◆ The task ◆
Check each line for the word "this" and report how many have it. Give nothing else.

◆ Provided information ◆
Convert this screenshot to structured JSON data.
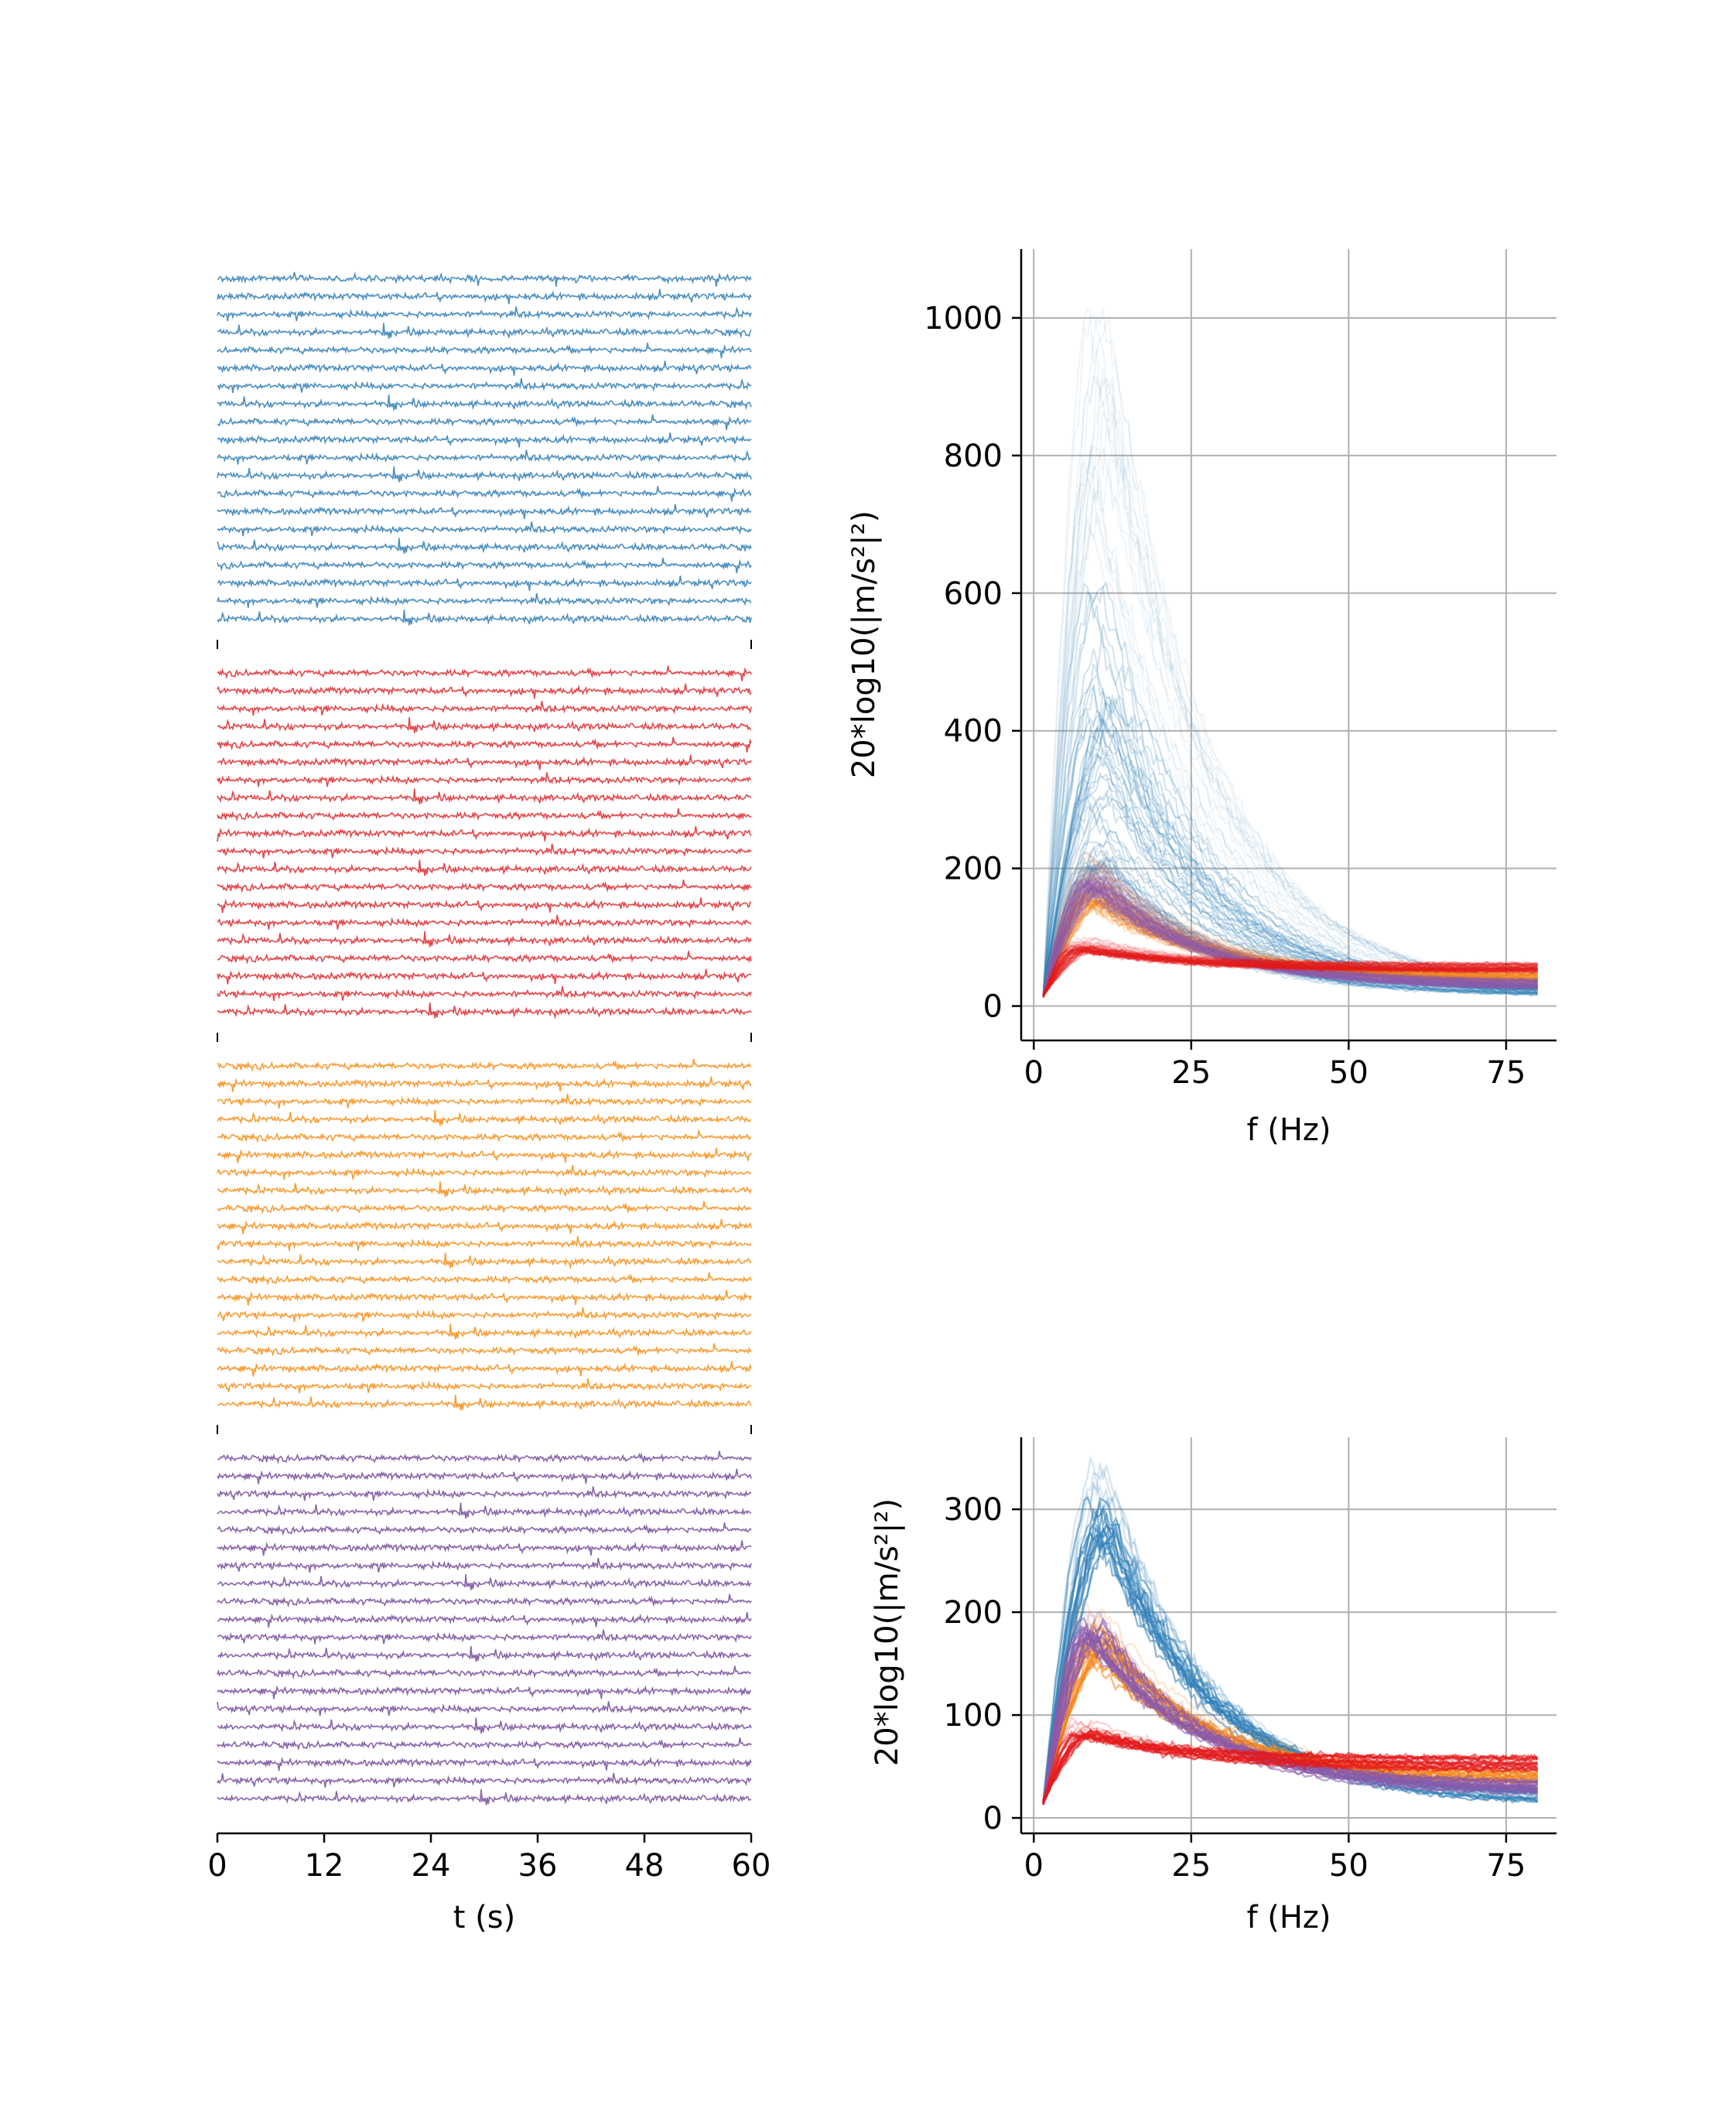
{
  "chart_data": [
    {
      "type": "line",
      "panel": "time-series",
      "xlabel": "t (s)",
      "xlim": [
        0,
        60
      ],
      "xticks": [
        0,
        12,
        24,
        36,
        48,
        60
      ],
      "xtick_labels": [
        "0",
        "12",
        "24",
        "36",
        "48",
        "60"
      ],
      "series": [
        {
          "color": "#4c8fc0",
          "traces": 20
        },
        {
          "color": "#e2474c",
          "traces": 20
        },
        {
          "color": "#f89d36",
          "traces": 20
        },
        {
          "color": "#8a65aa",
          "traces": 20
        }
      ],
      "grid": false
    },
    {
      "type": "line",
      "panel": "spectra-all",
      "xlabel": "f (Hz)",
      "ylabel": "20*log10(|m/s²|²)",
      "xlim": [
        -2,
        83
      ],
      "ylim": [
        -50,
        1100
      ],
      "xticks": [
        0,
        25,
        50,
        75
      ],
      "yticks": [
        0,
        200,
        400,
        600,
        800,
        1000
      ],
      "grid": true,
      "series": [
        {
          "color": "#2f7fb8",
          "peak_f": 11,
          "peak_y": [
            200,
            1050
          ],
          "end_y": 20
        },
        {
          "color": "#f58518",
          "peak_f": 10,
          "peak_y": [
            150,
            230
          ],
          "end_y": 40
        },
        {
          "color": "#8b5aab",
          "peak_f": 10,
          "peak_y": [
            170,
            210
          ],
          "end_y": 30
        },
        {
          "color": "#e41a1c",
          "peak_f": 8,
          "peak_y": [
            80,
            100
          ],
          "end_y": 55
        }
      ]
    },
    {
      "type": "line",
      "panel": "spectra-mean",
      "xlabel": "f (Hz)",
      "ylabel": "20*log10(|m/s²|²)",
      "xlim": [
        -2,
        83
      ],
      "ylim": [
        -15,
        370
      ],
      "xticks": [
        0,
        25,
        50,
        75
      ],
      "yticks": [
        0,
        100,
        200,
        300
      ],
      "grid": true,
      "series": [
        {
          "color": "#2f7fb8",
          "peak_f": 11,
          "peak_y": [
            270,
            350
          ],
          "end_y": 18
        },
        {
          "color": "#f58518",
          "peak_f": 10,
          "peak_y": [
            160,
            210
          ],
          "end_y": 38
        },
        {
          "color": "#8b5aab",
          "peak_f": 10,
          "peak_y": [
            175,
            210
          ],
          "end_y": 28
        },
        {
          "color": "#e41a1c",
          "peak_f": 8,
          "peak_y": [
            80,
            95
          ],
          "end_y": 52
        }
      ]
    }
  ]
}
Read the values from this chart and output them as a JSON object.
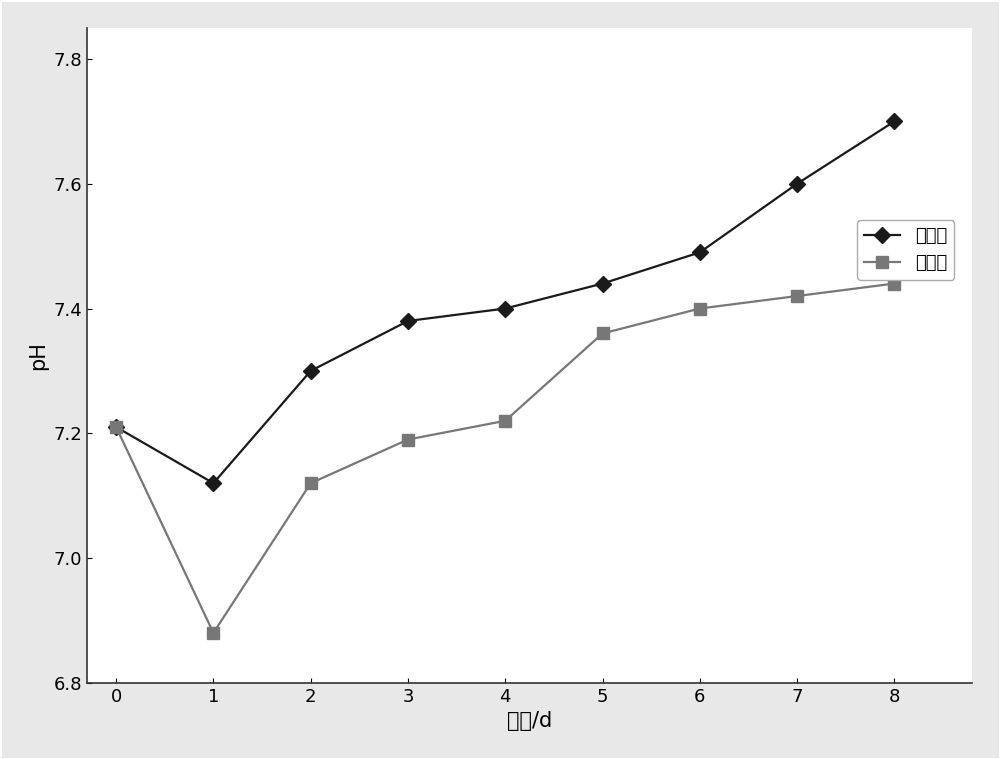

◆ Expected answer ◆
2